TASK:
Copy out every line of the records where the string "break" occurs.

Dataset excerpt:
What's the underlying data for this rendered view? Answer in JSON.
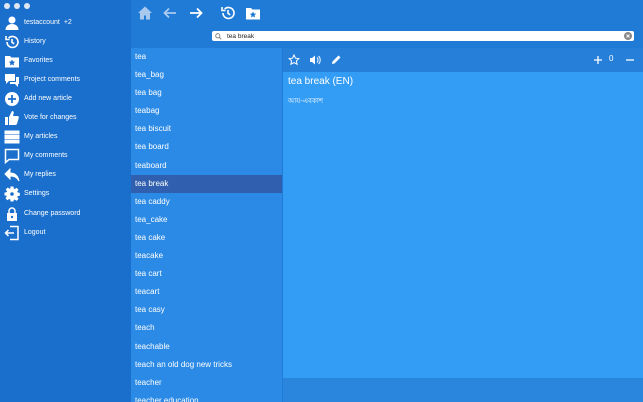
{
  "sidebar": {
    "account": {
      "name": "testaccount",
      "badge": "+2"
    },
    "items": [
      {
        "label": "History",
        "icon": "history-icon"
      },
      {
        "label": "Favorites",
        "icon": "favorites-icon"
      },
      {
        "label": "Project comments",
        "icon": "comments-icon"
      },
      {
        "label": "Add new article",
        "icon": "add-icon"
      },
      {
        "label": "Vote for changes",
        "icon": "vote-icon"
      },
      {
        "label": "My articles",
        "icon": "list-icon"
      },
      {
        "label": "My comments",
        "icon": "comment-icon"
      },
      {
        "label": "My replies",
        "icon": "reply-icon"
      },
      {
        "label": "Settings",
        "icon": "gear-icon"
      },
      {
        "label": "Change password",
        "icon": "lock-icon"
      },
      {
        "label": "Logout",
        "icon": "logout-icon"
      }
    ]
  },
  "search": {
    "value": "tea break"
  },
  "wordlist": {
    "words": [
      "tea",
      "tea_bag",
      "tea bag",
      "teabag",
      "tea biscuit",
      "tea board",
      "teaboard",
      "tea break",
      "tea caddy",
      "tea_cake",
      "tea cake",
      "teacake",
      "tea cart",
      "teacart",
      "tea casy",
      "teach",
      "teachable",
      "teach an old dog new tricks",
      "teacher",
      "teacher education"
    ],
    "selected": "tea break"
  },
  "article": {
    "title": "tea break (EN)",
    "body": "আয-এবকাশ",
    "vote_count": "0"
  },
  "colors": {
    "sidebar": "#1a6fcc",
    "selected": "#2f5fae",
    "article": "#339df5"
  }
}
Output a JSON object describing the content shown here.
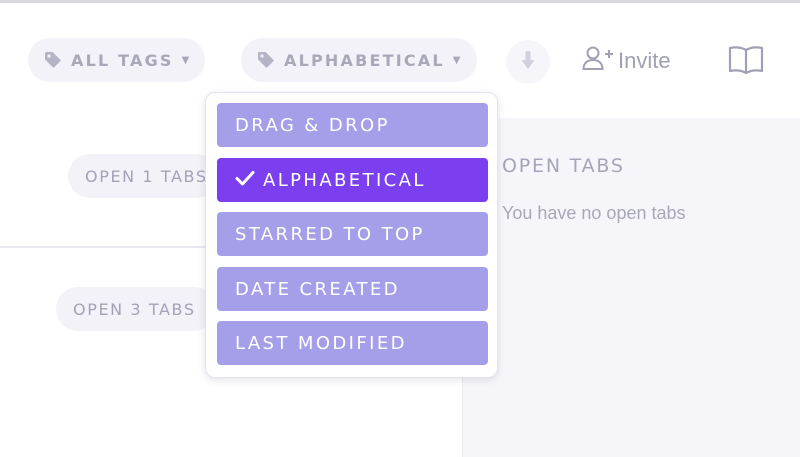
{
  "toolbar": {
    "tags_filter": {
      "label": "ALL TAGS",
      "icon": "tag-icon"
    },
    "sort_filter": {
      "label": "ALPHABETICAL",
      "icon": "tag-icon"
    },
    "sort_direction": {
      "icon": "arrow-down-icon"
    },
    "invite": {
      "label": "Invite",
      "icon": "user-plus-icon"
    },
    "docs": {
      "icon": "book-icon"
    }
  },
  "groups": [
    {
      "button_label": "OPEN 1 TABS"
    },
    {
      "button_label": "OPEN 3 TABS"
    }
  ],
  "open_tabs_panel": {
    "title": "OPEN TABS",
    "empty_message": "You have no open tabs"
  },
  "sort_menu": {
    "selected": "ALPHABETICAL",
    "options": [
      {
        "label": "DRAG & DROP",
        "selected": false
      },
      {
        "label": "ALPHABETICAL",
        "selected": true
      },
      {
        "label": "STARRED TO TOP",
        "selected": false
      },
      {
        "label": "DATE CREATED",
        "selected": false
      },
      {
        "label": "LAST MODIFIED",
        "selected": false
      }
    ]
  },
  "colors": {
    "accent": "#7c3ff0",
    "menu_item": "#a59ee9",
    "pill_bg": "#f3f2f8",
    "muted_text": "#a7a6b8"
  }
}
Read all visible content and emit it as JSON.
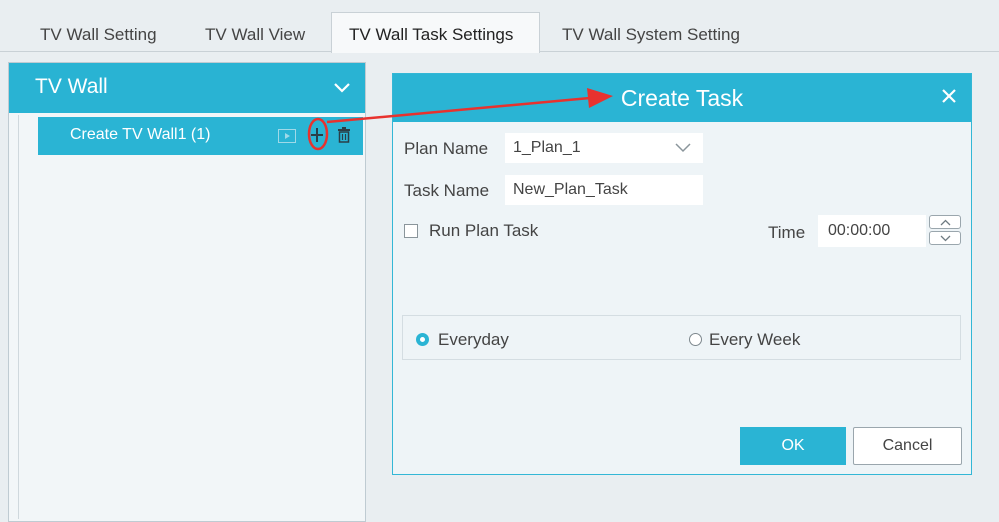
{
  "tabs": [
    {
      "label": "TV Wall Setting"
    },
    {
      "label": "TV Wall View"
    },
    {
      "label": "TV Wall Task Settings",
      "active": true
    },
    {
      "label": "TV Wall System Setting"
    }
  ],
  "left_panel": {
    "title": "TV Wall",
    "tree_item_label": "Create TV Wall1 (1)",
    "row_icons": [
      "play-icon",
      "add-icon",
      "delete-icon"
    ]
  },
  "dialog": {
    "title": "Create Task",
    "plan_name_label": "Plan Name",
    "plan_name_value": "1_Plan_1",
    "task_name_label": "Task Name",
    "task_name_value": "New_Plan_Task",
    "run_plan_task_label": "Run Plan Task",
    "run_plan_task_checked": false,
    "time_label": "Time",
    "time_value": "00:00:00",
    "frequency_options": [
      {
        "label": "Everyday",
        "selected": true
      },
      {
        "label": "Every Week",
        "selected": false
      }
    ],
    "ok_label": "OK",
    "cancel_label": "Cancel"
  },
  "colors": {
    "accent": "#2ab4d4",
    "annotation": "#e8322e",
    "background": "#e9eef1"
  }
}
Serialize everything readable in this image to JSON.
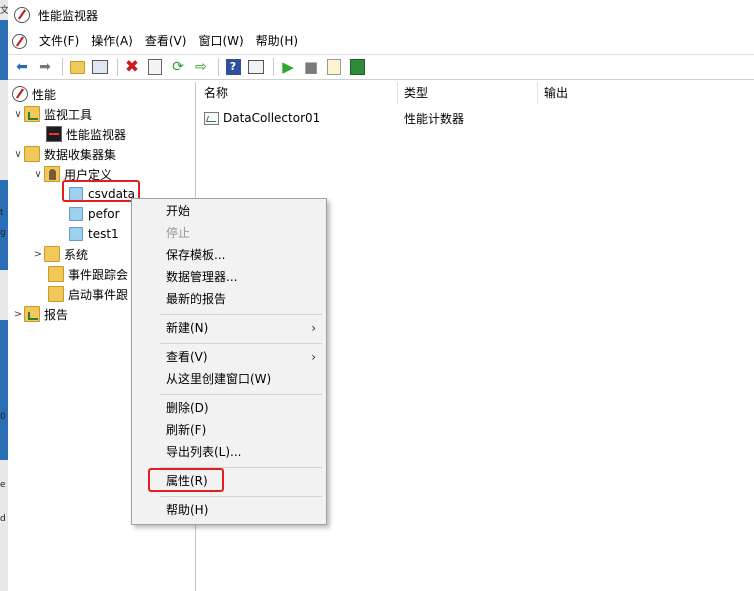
{
  "window": {
    "title": "性能监视器"
  },
  "menu": [
    "文件(F)",
    "操作(A)",
    "查看(V)",
    "窗口(W)",
    "帮助(H)"
  ],
  "toolbar": [
    "back-icon",
    "forward-icon",
    "up-folder-icon",
    "show-hide-tree-icon",
    "delete-icon",
    "properties-icon",
    "refresh-icon",
    "export-icon",
    "help-icon",
    "view-icon",
    "start-icon",
    "stop-icon",
    "new-icon",
    "save-icon"
  ],
  "tree": {
    "root": "性能",
    "monitoring_tools": "监视工具",
    "perf_monitor": "性能监视器",
    "data_collector_sets": "数据收集器集",
    "user_defined": "用户定义",
    "csvdata": "csvdata",
    "peformance": "pefor",
    "test1": "test1",
    "system": "系统",
    "event_trace": "事件跟踪会",
    "startup_event": "启动事件跟",
    "reports": "报告"
  },
  "list": {
    "columns": [
      "名称",
      "类型",
      "输出"
    ],
    "rows": [
      {
        "name": "DataCollector01",
        "type": "性能计数器",
        "output": ""
      }
    ]
  },
  "context_menu": {
    "start": "开始",
    "stop": "停止",
    "save_template": "保存模板...",
    "data_manager": "数据管理器...",
    "latest_report": "最新的报告",
    "new": "新建(N)",
    "view": "查看(V)",
    "new_window": "从这里创建窗口(W)",
    "delete": "删除(D)",
    "refresh": "刷新(F)",
    "export_list": "导出列表(L)...",
    "properties": "属性(R)",
    "help": "帮助(H)"
  },
  "colors": {
    "highlight": "#e02020",
    "accent_blue": "#2a6fb5"
  },
  "edge_strip_text": [
    "文",
    "t",
    "g",
    "0",
    "e",
    "d"
  ]
}
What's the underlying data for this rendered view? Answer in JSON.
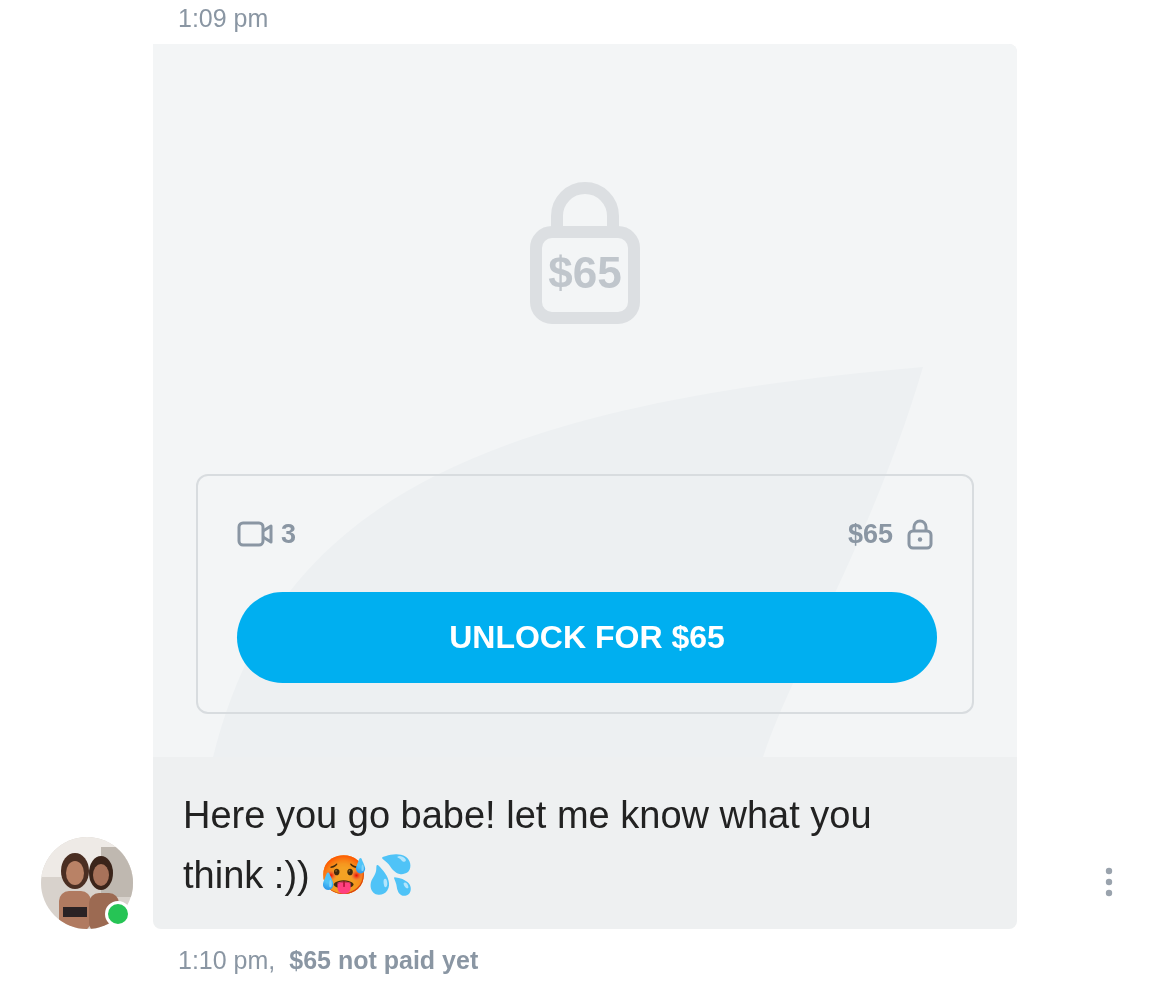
{
  "top_time": "1:09 pm",
  "locked_media": {
    "price_badge": "$65",
    "media": [
      {
        "kind": "video",
        "count": "3"
      }
    ],
    "price": "$65",
    "locked": true,
    "unlock_button": "UNLOCK FOR $65"
  },
  "message": {
    "text": "Here you go babe! let me know what you think :)) 🥵💦"
  },
  "sender": {
    "online": true
  },
  "footer": {
    "time": "1:10 pm,",
    "payment_status": "$65 not paid yet"
  }
}
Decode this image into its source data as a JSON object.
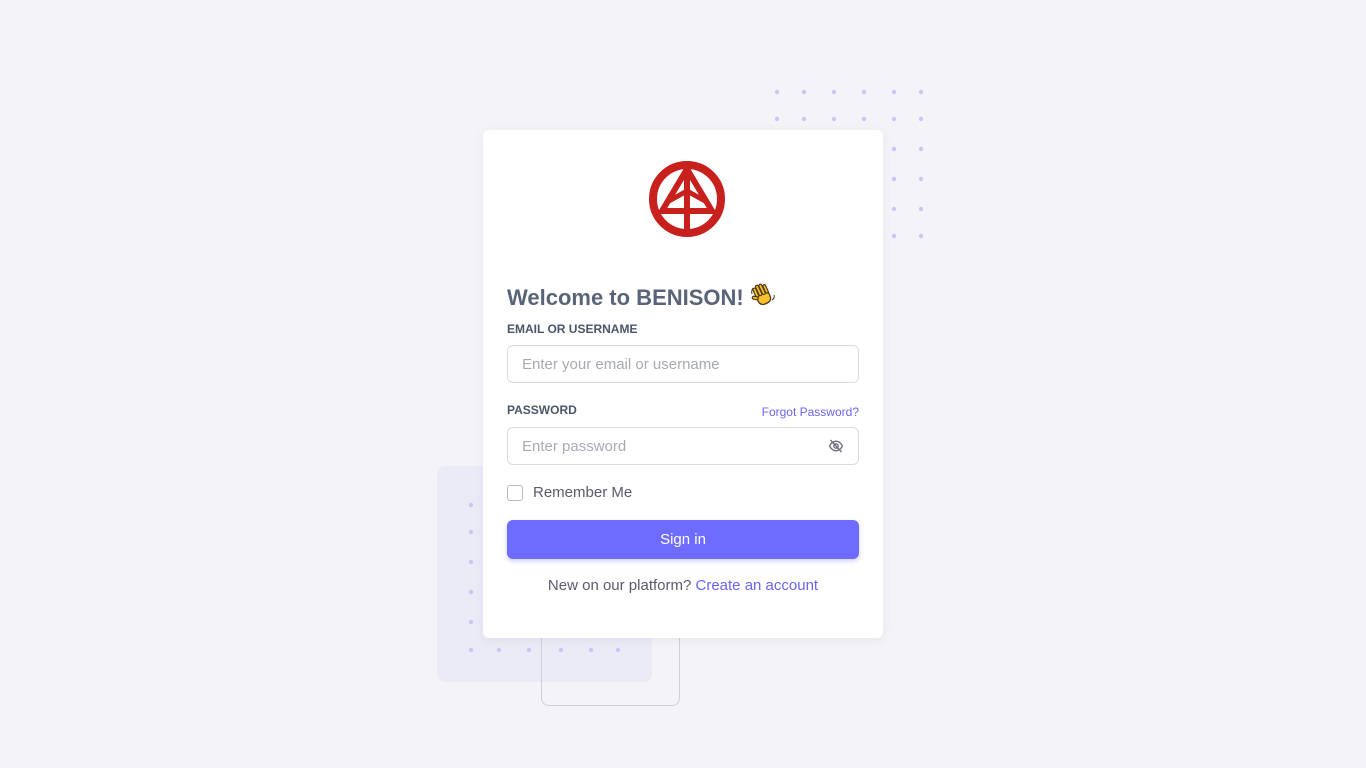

EXERCISE RESPONSE:
    "value": "tea break"
      "tea break",
    "selected": "tea break"
    "title": "tea break (EN)",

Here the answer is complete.